* _Problem_: Return the number of lines that include the string "sCDM", without any other text.

═══ Material provided ═══

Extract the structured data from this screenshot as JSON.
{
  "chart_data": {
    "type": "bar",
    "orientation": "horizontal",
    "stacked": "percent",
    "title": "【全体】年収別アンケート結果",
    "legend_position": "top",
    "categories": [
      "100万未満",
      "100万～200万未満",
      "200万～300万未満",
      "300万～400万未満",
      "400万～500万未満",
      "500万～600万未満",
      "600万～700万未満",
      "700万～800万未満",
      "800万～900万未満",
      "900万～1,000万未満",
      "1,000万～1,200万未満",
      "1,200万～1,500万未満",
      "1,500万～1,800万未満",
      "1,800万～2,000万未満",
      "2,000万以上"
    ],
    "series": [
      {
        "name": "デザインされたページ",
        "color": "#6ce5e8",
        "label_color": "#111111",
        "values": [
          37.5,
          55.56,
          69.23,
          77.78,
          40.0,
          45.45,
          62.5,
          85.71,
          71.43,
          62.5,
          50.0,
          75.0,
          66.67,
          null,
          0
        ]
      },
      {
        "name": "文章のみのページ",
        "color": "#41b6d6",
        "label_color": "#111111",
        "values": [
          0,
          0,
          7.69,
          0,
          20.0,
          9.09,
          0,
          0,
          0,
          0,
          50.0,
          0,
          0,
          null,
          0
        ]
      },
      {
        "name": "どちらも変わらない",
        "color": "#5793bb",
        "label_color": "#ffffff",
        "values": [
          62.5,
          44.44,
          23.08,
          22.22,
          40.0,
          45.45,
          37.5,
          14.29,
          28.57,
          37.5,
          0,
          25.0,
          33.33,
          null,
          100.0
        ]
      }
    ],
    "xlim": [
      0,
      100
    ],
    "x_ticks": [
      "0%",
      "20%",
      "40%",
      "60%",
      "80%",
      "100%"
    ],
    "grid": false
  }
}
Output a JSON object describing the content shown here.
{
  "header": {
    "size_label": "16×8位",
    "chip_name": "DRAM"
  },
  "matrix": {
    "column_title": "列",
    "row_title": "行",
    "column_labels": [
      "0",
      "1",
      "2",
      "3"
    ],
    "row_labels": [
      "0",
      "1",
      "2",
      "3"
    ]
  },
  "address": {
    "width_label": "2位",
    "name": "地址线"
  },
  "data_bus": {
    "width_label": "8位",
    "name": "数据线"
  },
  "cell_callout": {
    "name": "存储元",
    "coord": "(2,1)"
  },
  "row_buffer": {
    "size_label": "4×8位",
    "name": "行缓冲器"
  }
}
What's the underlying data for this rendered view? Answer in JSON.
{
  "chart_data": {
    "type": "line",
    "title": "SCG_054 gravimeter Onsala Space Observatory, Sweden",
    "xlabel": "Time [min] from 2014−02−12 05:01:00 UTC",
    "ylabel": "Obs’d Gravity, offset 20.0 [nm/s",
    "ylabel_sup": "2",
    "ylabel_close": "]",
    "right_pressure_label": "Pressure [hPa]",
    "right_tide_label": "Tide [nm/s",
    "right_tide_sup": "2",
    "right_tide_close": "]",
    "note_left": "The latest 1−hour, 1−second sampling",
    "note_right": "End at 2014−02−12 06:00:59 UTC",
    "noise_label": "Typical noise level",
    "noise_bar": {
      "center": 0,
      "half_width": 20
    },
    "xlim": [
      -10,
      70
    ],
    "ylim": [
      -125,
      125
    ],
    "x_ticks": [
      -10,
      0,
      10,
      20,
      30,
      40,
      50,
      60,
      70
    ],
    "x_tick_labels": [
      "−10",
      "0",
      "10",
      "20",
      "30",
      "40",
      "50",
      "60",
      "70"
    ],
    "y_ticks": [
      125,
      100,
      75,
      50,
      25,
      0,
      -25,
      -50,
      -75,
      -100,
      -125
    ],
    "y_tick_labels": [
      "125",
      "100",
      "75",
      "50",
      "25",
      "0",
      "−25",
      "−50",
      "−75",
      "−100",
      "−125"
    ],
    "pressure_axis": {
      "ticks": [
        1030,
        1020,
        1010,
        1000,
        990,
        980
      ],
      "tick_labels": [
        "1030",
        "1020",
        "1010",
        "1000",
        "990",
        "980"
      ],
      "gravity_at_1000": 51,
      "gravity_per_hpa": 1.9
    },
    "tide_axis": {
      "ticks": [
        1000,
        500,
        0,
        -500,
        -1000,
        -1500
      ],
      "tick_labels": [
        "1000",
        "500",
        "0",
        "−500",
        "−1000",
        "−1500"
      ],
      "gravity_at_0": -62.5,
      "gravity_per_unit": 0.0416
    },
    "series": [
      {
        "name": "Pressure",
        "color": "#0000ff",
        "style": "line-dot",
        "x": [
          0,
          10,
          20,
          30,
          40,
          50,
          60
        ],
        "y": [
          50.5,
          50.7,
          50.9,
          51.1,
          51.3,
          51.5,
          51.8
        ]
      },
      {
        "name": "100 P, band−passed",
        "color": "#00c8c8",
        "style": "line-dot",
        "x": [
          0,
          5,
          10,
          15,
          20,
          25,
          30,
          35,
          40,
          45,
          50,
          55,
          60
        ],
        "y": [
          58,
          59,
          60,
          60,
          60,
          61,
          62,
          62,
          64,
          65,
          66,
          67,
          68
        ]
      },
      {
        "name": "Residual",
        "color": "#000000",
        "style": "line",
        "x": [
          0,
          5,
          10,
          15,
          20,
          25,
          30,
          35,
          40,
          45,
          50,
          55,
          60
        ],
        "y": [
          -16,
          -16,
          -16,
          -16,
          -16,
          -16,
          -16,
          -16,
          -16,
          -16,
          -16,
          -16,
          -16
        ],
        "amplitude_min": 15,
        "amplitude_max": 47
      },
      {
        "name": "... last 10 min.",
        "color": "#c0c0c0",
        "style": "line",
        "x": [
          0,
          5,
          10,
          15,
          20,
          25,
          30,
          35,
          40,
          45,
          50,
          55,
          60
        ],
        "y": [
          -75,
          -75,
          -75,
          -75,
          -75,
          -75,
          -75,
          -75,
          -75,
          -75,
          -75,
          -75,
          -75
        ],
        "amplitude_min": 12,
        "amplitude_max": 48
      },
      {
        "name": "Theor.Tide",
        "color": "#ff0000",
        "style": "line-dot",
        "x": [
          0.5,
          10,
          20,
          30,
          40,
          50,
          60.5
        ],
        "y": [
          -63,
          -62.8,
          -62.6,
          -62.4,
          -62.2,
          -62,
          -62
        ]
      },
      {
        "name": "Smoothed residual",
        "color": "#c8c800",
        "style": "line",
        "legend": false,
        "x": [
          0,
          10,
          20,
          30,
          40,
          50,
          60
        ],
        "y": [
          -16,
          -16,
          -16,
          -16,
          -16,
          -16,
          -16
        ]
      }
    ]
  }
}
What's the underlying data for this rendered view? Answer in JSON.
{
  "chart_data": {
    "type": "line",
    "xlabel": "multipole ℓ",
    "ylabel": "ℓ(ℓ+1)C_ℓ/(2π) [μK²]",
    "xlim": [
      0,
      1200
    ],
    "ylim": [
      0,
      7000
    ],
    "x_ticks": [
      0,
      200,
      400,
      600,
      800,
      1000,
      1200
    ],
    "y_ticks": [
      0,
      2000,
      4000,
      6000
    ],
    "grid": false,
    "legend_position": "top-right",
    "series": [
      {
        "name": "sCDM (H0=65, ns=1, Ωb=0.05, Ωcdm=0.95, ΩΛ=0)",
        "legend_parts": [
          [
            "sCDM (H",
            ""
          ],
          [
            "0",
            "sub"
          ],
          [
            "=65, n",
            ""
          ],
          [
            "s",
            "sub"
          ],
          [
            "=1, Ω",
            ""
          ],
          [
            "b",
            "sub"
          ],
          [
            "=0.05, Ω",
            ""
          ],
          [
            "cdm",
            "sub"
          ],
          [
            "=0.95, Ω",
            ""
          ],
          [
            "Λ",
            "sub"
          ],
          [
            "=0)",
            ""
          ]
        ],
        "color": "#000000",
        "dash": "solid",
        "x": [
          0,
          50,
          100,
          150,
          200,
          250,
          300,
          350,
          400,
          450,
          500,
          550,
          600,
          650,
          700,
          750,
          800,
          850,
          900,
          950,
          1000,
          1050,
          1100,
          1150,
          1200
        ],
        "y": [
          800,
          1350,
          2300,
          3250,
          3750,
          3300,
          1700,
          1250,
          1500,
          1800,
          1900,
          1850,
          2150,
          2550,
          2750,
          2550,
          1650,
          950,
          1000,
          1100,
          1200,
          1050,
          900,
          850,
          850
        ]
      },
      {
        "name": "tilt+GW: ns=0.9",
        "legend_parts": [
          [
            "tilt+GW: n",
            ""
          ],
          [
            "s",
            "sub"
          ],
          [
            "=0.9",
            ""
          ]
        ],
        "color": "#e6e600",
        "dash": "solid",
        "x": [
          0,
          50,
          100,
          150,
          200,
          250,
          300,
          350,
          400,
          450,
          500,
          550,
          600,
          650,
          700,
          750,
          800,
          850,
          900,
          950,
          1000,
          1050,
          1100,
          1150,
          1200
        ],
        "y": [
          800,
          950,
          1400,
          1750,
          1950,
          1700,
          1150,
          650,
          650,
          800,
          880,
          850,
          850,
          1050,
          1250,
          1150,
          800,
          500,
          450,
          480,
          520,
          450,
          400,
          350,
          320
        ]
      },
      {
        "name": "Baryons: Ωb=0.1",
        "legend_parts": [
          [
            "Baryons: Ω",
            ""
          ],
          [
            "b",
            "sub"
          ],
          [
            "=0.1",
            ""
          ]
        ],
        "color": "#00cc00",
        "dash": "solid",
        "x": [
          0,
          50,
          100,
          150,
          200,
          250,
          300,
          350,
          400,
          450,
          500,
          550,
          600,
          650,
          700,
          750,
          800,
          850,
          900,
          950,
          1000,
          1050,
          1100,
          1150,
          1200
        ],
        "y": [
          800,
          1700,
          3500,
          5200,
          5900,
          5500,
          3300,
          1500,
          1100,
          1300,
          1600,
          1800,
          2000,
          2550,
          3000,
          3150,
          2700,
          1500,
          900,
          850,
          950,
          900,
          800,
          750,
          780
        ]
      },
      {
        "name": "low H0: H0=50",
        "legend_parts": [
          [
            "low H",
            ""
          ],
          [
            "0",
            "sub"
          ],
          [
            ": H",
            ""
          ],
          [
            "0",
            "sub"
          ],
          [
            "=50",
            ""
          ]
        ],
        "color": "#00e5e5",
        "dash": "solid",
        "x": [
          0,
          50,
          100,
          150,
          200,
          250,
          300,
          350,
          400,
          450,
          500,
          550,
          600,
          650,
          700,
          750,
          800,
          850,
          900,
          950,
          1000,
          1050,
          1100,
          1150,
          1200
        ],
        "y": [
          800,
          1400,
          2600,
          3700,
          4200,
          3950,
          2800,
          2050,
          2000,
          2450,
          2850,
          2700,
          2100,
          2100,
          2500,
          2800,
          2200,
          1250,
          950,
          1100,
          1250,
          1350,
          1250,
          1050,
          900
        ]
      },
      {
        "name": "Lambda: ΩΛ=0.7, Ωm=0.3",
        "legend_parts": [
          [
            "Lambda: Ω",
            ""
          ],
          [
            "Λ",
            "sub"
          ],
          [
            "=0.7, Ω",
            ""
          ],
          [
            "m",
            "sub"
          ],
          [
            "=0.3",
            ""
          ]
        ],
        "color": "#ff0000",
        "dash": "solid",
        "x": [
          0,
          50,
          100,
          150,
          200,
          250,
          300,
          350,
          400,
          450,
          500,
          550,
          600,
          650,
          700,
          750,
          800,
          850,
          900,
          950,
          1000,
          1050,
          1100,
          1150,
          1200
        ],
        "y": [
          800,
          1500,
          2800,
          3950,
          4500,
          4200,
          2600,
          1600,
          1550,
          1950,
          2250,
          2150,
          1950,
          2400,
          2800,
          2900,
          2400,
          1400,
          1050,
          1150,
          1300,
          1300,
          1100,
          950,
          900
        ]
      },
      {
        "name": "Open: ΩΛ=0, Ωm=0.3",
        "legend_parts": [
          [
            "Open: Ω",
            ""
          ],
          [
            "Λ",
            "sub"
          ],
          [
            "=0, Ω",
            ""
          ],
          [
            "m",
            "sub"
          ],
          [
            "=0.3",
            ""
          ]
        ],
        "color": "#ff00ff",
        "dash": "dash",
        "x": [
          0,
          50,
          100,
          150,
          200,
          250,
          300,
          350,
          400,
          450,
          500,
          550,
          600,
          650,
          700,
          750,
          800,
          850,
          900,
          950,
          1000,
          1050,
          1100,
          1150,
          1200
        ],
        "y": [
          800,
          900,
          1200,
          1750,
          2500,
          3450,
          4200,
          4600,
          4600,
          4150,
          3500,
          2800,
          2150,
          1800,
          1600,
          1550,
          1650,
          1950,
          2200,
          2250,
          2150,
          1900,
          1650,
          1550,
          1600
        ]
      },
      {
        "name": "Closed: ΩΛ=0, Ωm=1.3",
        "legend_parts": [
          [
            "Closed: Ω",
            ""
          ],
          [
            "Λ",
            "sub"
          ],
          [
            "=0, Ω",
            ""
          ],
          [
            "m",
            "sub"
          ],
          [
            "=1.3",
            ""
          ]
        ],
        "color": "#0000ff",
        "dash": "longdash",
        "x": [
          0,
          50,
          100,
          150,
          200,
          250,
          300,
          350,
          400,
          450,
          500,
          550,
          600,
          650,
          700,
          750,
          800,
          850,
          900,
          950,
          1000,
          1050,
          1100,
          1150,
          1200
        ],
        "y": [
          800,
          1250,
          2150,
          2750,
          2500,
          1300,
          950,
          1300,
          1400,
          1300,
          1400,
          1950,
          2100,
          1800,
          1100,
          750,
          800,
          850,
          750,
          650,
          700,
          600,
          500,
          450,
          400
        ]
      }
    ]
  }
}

═══

* _Task result_: 2